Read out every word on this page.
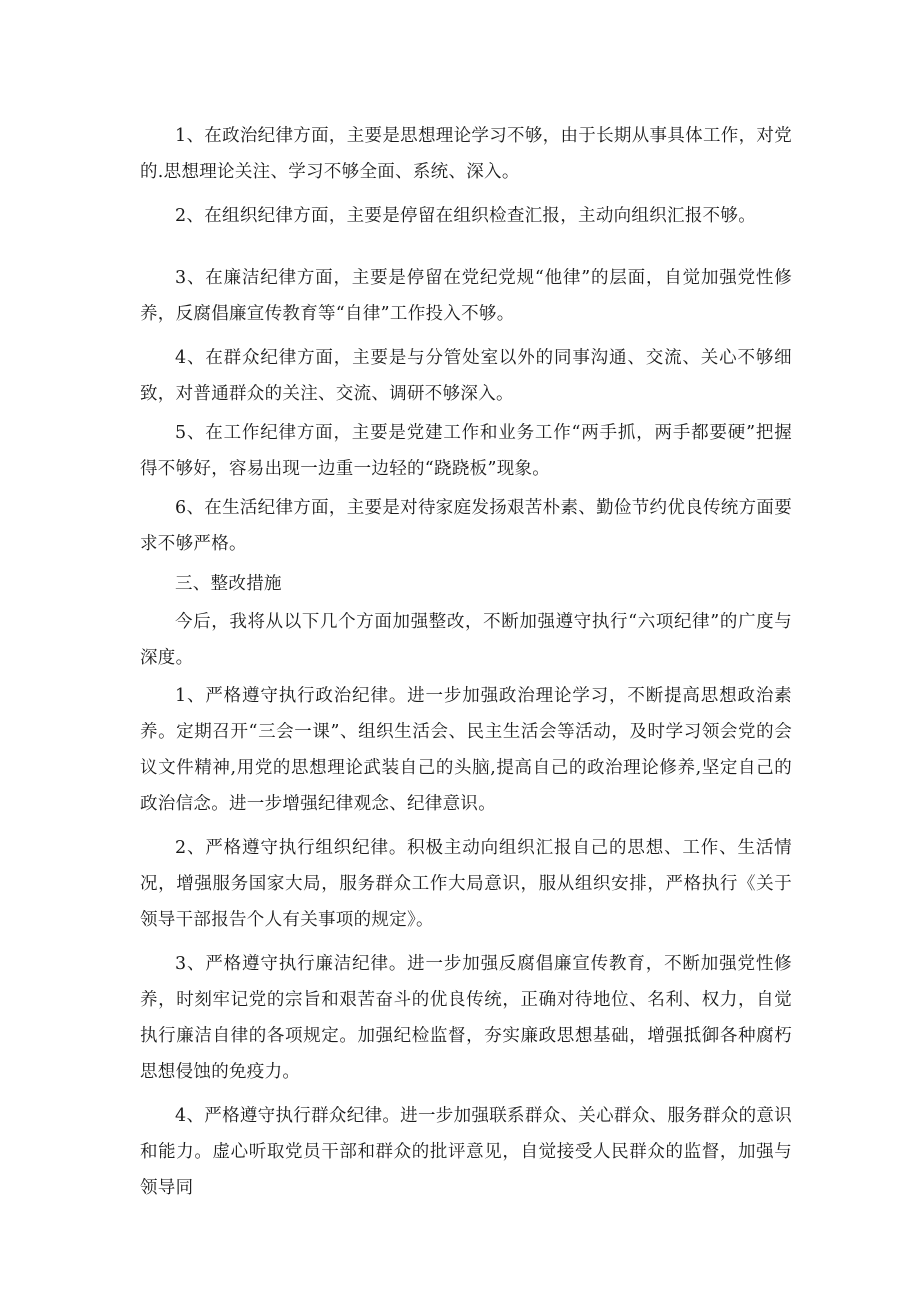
1、在政治纪律方面，主要是思想理论学习不够，由于长期从事具体工作，对党的.思想理论关注、学习不够全面、系统、深入。

2、在组织纪律方面，主要是停留在组织检查汇报，主动向组织汇报不够。

3、在廉洁纪律方面，主要是停留在党纪党规“他律”的层面，自觉加强党性修养，反腐倡廉宣传教育等“自律”工作投入不够。

4、在群众纪律方面，主要是与分管处室以外的同事沟通、交流、关心不够细致，对普通群众的关注、交流、调研不够深入。

5、在工作纪律方面，主要是党建工作和业务工作“两手抓，两手都要硬”把握得不够好，容易出现一边重一边轻的“跷跷板”现象。

6、在生活纪律方面，主要是对待家庭发扬艰苦朴素、勤俭节约优良传统方面要求不够严格。

三、整改措施

今后，我将从以下几个方面加强整改，不断加强遵守执行“六项纪律”的广度与深度。

1、严格遵守执行政治纪律。进一步加强政治理论学习，不断提高思想政治素养。定期召开“三会一课”、组织生活会、民主生活会等活动，及时学习领会党的会议文件精神,用党的思想理论武装自己的头脑,提高自己的政治理论修养,坚定自己的政治信念。进一步增强纪律观念、纪律意识。

2、严格遵守执行组织纪律。积极主动向组织汇报自己的思想、工作、生活情况，增强服务国家大局，服务群众工作大局意识，服从组织安排，严格执行《关于领导干部报告个人有关事项的规定》。

3、严格遵守执行廉洁纪律。进一步加强反腐倡廉宣传教育，不断加强党性修养，时刻牢记党的宗旨和艰苦奋斗的优良传统，正确对待地位、名利、权力，自觉执行廉洁自律的各项规定。加强纪检监督，夯实廉政思想基础，增强抵御各种腐朽思想侵蚀的免疫力。

4、严格遵守执行群众纪律。进一步加强联系群众、关心群众、服务群众的意识和能力。虚心听取党员干部和群众的批评意见，自觉接受人民群众的监督，加强与领导同
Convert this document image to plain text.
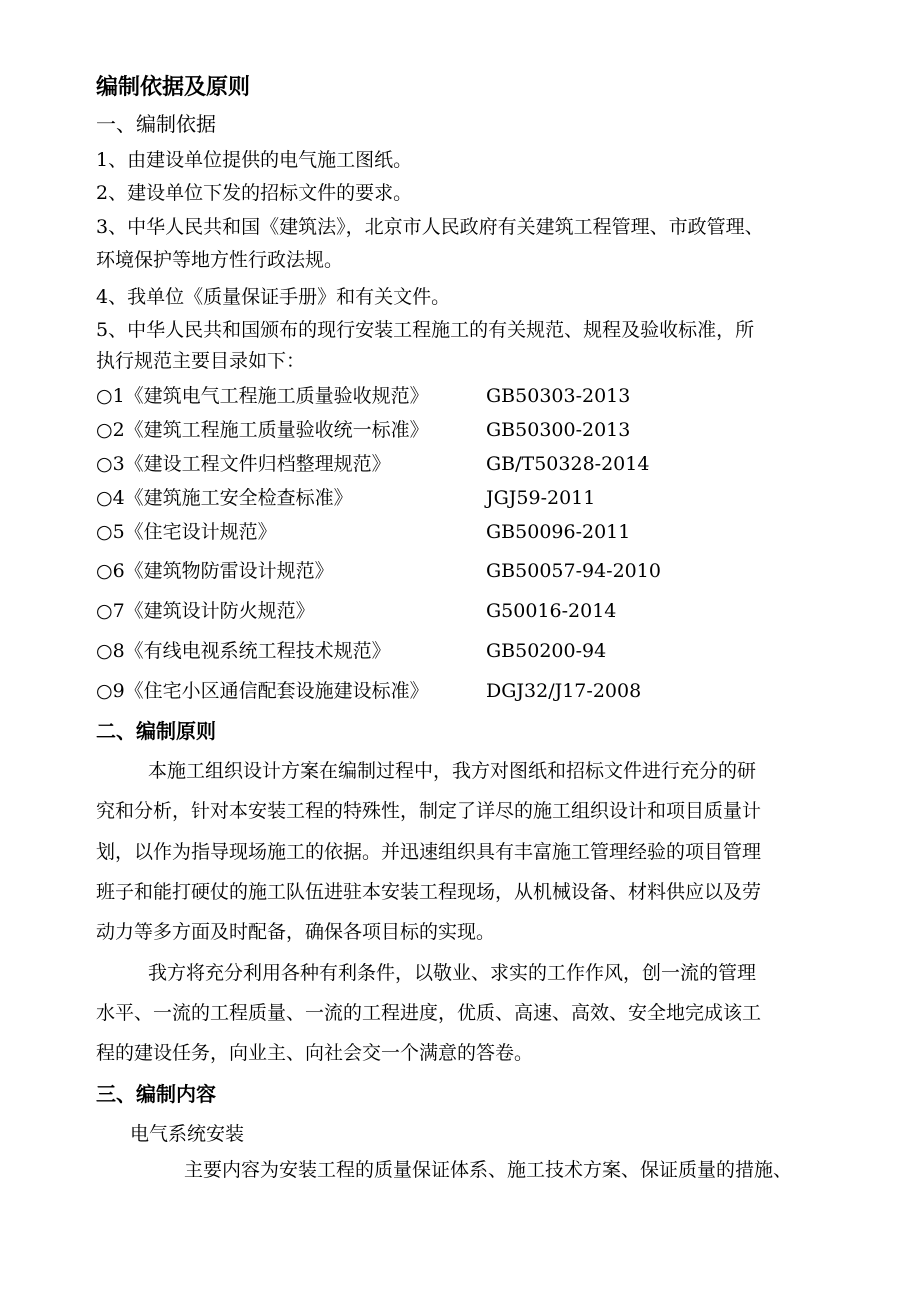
编制依据及原则
一、编制依据
1、由建设单位提供的电气施工图纸。
2、建设单位下发的招标文件的要求。
3、中华人民共和国《建筑法》，北京市人民政府有关建筑工程管理、市政管理、
环境保护等地方性行政法规。
4、我单位《质量保证手册》和有关文件。
5、中华人民共和国颁布的现行安装工程施工的有关规范、规程及验收标准，所
执行规范主要目录如下：
○1《建筑电气工程施工质量验收规范》	GB50303-2013
○2《建筑工程施工质量验收统一标准》	GB50300-2013
○3《建设工程文件归档整理规范》	GB/T50328-2014
○4《建筑施工安全检查标准》	JGJ59-2011
○5《住宅设计规范》	GB50096-2011
○6《建筑物防雷设计规范》	GB50057-94-2010
○7《建筑设计防火规范》	G50016-2014
○8《有线电视系统工程技术规范》	GB50200-94
○9《住宅小区通信配套设施建设标准》	DGJ32/J17-2008
二、编制原则
本施工组织设计方案在编制过程中，我方对图纸和招标文件进行充分的研
究和分析，针对本安装工程的特殊性，制定了详尽的施工组织设计和项目质量计
划，以作为指导现场施工的依据。并迅速组织具有丰富施工管理经验的项目管理
班子和能打硬仗的施工队伍进驻本安装工程现场，从机械设备、材料供应以及劳
动力等多方面及时配备，确保各项目标的实现。
我方将充分利用各种有利条件，以敬业、求实的工作作风，创一流的管理
水平、一流的工程质量、一流的工程进度，优质、高速、高效、安全地完成该工
程的建设任务，向业主、向社会交一个满意的答卷。
三、编制内容
电气系统安装
主要内容为安装工程的质量保证体系、施工技术方案、保证质量的措施、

_Task prompt_
Return all the lines that contain the string "this".

_Task response_
Read out every word on this page.
Convert this document image to plain text.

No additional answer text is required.